━━ Records for this task ━━

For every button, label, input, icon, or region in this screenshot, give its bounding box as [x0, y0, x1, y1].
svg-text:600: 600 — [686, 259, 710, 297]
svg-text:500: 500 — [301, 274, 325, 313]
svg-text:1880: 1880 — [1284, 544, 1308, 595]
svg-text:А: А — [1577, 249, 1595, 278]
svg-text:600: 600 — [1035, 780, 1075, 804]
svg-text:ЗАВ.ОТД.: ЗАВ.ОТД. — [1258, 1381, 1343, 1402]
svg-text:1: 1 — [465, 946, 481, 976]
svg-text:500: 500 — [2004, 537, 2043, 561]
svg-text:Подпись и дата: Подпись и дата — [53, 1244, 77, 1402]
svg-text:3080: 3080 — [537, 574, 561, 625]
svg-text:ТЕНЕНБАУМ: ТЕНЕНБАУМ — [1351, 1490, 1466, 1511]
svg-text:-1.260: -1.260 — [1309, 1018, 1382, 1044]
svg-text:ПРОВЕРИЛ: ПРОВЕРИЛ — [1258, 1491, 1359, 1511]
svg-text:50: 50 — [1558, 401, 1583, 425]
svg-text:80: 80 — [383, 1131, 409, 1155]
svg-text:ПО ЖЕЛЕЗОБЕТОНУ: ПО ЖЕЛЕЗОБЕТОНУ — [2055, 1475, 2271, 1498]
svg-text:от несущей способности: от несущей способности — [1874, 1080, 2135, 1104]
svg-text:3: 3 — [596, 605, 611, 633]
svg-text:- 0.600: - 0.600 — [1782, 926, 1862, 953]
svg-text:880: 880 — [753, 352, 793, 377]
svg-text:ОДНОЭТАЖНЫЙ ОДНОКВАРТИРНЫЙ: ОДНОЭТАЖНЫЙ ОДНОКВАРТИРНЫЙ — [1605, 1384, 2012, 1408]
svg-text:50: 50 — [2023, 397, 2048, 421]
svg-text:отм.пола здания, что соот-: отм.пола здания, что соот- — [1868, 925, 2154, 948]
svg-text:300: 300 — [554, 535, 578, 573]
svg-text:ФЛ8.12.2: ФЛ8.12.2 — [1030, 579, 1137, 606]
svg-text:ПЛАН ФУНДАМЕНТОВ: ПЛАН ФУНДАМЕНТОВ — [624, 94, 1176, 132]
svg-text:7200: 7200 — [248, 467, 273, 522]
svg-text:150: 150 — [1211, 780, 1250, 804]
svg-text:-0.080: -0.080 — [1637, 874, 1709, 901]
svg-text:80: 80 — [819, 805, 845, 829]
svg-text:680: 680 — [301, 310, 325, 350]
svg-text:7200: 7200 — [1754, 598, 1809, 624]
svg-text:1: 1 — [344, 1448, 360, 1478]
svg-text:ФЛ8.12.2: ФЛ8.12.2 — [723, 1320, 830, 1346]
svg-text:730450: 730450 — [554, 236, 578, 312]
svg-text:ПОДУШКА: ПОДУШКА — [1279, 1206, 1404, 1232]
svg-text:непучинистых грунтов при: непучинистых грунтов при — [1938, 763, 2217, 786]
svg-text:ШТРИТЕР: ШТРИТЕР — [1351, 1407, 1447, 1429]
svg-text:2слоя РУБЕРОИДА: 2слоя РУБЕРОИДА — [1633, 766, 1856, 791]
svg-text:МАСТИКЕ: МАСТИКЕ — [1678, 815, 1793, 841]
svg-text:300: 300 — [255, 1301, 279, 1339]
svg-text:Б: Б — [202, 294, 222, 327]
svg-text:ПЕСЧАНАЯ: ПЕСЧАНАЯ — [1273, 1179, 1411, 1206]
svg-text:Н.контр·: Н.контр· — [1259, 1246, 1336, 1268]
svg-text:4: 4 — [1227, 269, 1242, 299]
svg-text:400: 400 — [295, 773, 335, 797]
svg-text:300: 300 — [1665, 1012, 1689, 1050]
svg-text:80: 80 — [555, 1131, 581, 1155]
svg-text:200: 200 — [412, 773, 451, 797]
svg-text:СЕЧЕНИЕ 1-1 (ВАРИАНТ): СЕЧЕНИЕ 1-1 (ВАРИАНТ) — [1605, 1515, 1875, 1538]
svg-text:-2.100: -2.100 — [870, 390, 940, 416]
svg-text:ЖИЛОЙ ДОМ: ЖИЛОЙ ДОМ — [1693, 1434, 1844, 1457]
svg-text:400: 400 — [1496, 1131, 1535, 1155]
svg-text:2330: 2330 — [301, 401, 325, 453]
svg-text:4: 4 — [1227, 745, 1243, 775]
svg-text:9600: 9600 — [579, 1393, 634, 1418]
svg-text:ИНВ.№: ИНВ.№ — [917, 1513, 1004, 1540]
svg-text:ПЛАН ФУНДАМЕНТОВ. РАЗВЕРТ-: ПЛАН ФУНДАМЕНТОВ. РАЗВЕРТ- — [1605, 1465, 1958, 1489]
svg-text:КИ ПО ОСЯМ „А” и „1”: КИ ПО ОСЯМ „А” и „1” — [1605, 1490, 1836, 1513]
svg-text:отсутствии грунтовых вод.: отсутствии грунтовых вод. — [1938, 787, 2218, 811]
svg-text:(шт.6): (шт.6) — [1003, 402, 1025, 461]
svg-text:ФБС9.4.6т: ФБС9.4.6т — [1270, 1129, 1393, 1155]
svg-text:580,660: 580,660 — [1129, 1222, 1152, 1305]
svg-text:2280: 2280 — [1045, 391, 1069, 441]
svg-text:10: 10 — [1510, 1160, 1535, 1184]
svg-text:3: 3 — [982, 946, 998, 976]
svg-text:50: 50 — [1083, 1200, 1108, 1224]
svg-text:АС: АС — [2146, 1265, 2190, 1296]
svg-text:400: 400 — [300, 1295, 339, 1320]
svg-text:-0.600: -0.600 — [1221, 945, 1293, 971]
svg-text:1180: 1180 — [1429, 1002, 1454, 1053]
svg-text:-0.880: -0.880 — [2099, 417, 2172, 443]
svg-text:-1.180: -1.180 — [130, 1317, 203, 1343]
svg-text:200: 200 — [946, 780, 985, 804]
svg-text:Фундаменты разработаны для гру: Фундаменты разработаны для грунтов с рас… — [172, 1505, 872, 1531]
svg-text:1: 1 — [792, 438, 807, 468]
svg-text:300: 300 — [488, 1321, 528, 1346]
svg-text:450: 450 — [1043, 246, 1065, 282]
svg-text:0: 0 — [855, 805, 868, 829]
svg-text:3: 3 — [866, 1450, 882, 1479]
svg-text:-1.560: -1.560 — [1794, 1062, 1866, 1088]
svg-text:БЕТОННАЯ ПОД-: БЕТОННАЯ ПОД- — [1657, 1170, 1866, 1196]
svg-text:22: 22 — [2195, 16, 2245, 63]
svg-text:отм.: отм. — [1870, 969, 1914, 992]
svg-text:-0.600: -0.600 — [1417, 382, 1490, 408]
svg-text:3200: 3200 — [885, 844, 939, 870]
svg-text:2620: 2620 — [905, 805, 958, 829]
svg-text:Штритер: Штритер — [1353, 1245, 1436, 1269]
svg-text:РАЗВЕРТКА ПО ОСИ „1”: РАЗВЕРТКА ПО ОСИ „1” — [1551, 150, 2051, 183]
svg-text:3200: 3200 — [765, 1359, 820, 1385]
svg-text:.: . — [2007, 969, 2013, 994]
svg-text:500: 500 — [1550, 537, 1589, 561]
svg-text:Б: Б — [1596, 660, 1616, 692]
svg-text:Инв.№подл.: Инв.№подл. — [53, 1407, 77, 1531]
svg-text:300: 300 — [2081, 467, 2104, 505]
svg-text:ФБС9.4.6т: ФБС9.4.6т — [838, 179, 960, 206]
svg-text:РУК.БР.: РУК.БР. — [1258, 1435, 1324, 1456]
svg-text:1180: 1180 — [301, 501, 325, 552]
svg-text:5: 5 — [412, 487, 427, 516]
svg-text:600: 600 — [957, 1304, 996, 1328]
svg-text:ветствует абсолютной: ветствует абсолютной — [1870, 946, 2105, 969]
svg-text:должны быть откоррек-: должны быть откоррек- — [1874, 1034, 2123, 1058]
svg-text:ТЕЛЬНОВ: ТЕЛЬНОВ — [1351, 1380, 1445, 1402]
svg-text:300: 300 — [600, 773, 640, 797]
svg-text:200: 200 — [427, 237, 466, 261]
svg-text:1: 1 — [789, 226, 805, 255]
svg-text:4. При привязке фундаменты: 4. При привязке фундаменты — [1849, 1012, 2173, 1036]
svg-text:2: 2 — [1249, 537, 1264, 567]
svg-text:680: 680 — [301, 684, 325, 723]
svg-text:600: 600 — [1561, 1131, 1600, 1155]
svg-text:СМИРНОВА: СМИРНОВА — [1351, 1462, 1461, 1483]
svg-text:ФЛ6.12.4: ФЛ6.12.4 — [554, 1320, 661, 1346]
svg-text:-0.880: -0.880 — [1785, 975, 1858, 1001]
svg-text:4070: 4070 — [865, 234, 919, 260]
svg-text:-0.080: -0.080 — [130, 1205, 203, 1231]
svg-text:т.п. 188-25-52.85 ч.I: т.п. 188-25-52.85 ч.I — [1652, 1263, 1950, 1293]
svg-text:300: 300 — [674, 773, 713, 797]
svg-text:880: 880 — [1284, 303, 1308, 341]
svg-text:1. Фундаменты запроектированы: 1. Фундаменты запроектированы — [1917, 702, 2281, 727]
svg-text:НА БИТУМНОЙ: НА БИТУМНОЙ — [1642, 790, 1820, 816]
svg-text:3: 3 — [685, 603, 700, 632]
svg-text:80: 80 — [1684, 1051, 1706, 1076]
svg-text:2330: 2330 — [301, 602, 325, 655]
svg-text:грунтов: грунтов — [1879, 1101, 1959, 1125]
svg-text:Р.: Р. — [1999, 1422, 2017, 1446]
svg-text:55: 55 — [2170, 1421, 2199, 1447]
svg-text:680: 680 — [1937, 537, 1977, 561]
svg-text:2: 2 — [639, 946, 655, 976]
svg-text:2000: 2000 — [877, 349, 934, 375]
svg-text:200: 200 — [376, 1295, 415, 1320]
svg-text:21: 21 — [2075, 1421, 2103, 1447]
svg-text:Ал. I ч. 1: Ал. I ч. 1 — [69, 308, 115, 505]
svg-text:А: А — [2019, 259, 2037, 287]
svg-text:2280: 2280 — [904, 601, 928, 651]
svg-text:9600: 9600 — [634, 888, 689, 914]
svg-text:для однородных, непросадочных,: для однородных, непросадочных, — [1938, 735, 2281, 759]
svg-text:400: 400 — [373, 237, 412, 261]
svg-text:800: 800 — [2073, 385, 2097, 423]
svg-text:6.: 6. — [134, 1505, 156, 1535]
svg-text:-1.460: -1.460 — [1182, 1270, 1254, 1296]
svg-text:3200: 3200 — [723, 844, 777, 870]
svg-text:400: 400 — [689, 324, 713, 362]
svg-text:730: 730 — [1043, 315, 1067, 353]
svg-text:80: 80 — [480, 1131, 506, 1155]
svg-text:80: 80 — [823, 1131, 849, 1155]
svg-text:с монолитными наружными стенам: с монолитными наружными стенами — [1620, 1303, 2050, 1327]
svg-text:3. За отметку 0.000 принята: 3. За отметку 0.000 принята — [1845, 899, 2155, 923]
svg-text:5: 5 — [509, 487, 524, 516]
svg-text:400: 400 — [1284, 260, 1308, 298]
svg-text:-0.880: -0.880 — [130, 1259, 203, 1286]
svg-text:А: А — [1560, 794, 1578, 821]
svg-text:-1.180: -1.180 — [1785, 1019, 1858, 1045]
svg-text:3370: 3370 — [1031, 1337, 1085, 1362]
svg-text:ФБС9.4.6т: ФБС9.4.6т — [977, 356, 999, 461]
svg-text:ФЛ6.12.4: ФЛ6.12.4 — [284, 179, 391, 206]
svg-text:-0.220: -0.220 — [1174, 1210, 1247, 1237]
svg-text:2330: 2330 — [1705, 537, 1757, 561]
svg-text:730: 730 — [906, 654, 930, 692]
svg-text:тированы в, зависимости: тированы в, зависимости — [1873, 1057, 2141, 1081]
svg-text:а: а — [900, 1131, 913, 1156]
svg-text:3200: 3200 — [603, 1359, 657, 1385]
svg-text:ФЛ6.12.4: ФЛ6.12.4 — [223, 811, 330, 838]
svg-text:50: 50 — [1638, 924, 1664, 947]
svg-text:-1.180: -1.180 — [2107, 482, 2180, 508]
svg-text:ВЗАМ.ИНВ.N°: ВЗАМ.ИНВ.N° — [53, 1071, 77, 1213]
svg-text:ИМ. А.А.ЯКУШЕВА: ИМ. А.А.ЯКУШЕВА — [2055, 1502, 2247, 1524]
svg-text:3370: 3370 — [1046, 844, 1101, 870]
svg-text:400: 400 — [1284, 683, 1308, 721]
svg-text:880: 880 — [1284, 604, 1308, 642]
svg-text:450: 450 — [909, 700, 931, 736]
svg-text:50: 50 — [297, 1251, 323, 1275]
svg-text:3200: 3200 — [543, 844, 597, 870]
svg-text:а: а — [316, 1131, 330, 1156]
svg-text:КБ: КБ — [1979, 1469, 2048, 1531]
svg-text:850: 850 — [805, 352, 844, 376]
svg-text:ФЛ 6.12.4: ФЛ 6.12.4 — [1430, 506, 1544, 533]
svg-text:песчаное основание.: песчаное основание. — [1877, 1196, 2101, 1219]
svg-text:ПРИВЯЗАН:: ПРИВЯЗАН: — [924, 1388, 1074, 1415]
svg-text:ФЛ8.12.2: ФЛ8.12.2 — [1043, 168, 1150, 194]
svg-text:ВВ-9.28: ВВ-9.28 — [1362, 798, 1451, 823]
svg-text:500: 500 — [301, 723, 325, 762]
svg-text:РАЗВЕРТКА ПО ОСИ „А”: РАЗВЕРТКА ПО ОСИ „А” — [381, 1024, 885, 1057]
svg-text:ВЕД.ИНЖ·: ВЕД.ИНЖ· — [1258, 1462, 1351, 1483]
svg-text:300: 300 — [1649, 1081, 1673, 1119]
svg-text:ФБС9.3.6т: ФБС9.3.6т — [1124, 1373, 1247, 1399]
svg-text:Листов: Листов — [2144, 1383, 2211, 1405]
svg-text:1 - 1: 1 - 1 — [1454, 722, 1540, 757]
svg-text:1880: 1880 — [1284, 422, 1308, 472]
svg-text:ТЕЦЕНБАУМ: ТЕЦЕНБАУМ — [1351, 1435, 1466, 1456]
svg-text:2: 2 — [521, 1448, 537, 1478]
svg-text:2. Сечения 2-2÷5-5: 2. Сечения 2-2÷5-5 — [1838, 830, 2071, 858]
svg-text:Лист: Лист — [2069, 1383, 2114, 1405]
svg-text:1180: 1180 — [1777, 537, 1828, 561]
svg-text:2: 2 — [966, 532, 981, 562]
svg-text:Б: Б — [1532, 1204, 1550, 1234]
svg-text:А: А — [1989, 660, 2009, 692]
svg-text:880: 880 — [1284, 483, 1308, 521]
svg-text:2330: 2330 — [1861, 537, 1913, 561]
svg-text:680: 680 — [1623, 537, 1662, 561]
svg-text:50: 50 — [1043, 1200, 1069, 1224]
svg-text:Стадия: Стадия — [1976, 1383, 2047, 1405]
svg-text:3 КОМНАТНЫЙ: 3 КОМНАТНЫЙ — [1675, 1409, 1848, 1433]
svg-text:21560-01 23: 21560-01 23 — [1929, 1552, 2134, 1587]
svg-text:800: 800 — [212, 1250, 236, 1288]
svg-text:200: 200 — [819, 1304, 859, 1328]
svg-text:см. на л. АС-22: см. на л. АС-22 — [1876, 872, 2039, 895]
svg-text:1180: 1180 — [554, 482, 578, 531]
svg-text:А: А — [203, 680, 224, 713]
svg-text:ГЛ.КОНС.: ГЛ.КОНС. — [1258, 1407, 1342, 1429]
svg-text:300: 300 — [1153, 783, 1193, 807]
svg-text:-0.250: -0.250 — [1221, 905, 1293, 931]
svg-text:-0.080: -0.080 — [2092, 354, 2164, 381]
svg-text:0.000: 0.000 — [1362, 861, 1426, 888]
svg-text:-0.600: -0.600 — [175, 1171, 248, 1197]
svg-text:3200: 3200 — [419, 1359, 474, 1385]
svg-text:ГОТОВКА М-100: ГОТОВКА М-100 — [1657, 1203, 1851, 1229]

━━━

Reproduce, without alteration, the stretch of entries from the start through the line containing "svg-text:ПО ЖЕЛЕЗОБЕТОНУ: ПО", with both ends included.

_Task response_:
For every button, label, input, icon, or region in this screenshot, give its bounding box as [x0, y0, x1, y1].
svg-text:600: 600 — [686, 259, 710, 297]
svg-text:500: 500 — [301, 274, 325, 313]
svg-text:1880: 1880 — [1284, 544, 1308, 595]
svg-text:А: А — [1577, 249, 1595, 278]
svg-text:600: 600 — [1035, 780, 1075, 804]
svg-text:ЗАВ.ОТД.: ЗАВ.ОТД. — [1258, 1381, 1343, 1402]
svg-text:1: 1 — [465, 946, 481, 976]
svg-text:500: 500 — [2004, 537, 2043, 561]
svg-text:Подпись и дата: Подпись и дата — [53, 1244, 77, 1402]
svg-text:3080: 3080 — [537, 574, 561, 625]
svg-text:ТЕНЕНБАУМ: ТЕНЕНБАУМ — [1351, 1490, 1466, 1511]
svg-text:-1.260: -1.260 — [1309, 1018, 1382, 1044]
svg-text:ПРОВЕРИЛ: ПРОВЕРИЛ — [1258, 1491, 1359, 1511]
svg-text:50: 50 — [1558, 401, 1583, 425]
svg-text:80: 80 — [383, 1131, 409, 1155]
svg-text:ПО ЖЕЛЕЗОБЕТОНУ: ПО ЖЕЛЕЗОБЕТОНУ — [2055, 1475, 2271, 1498]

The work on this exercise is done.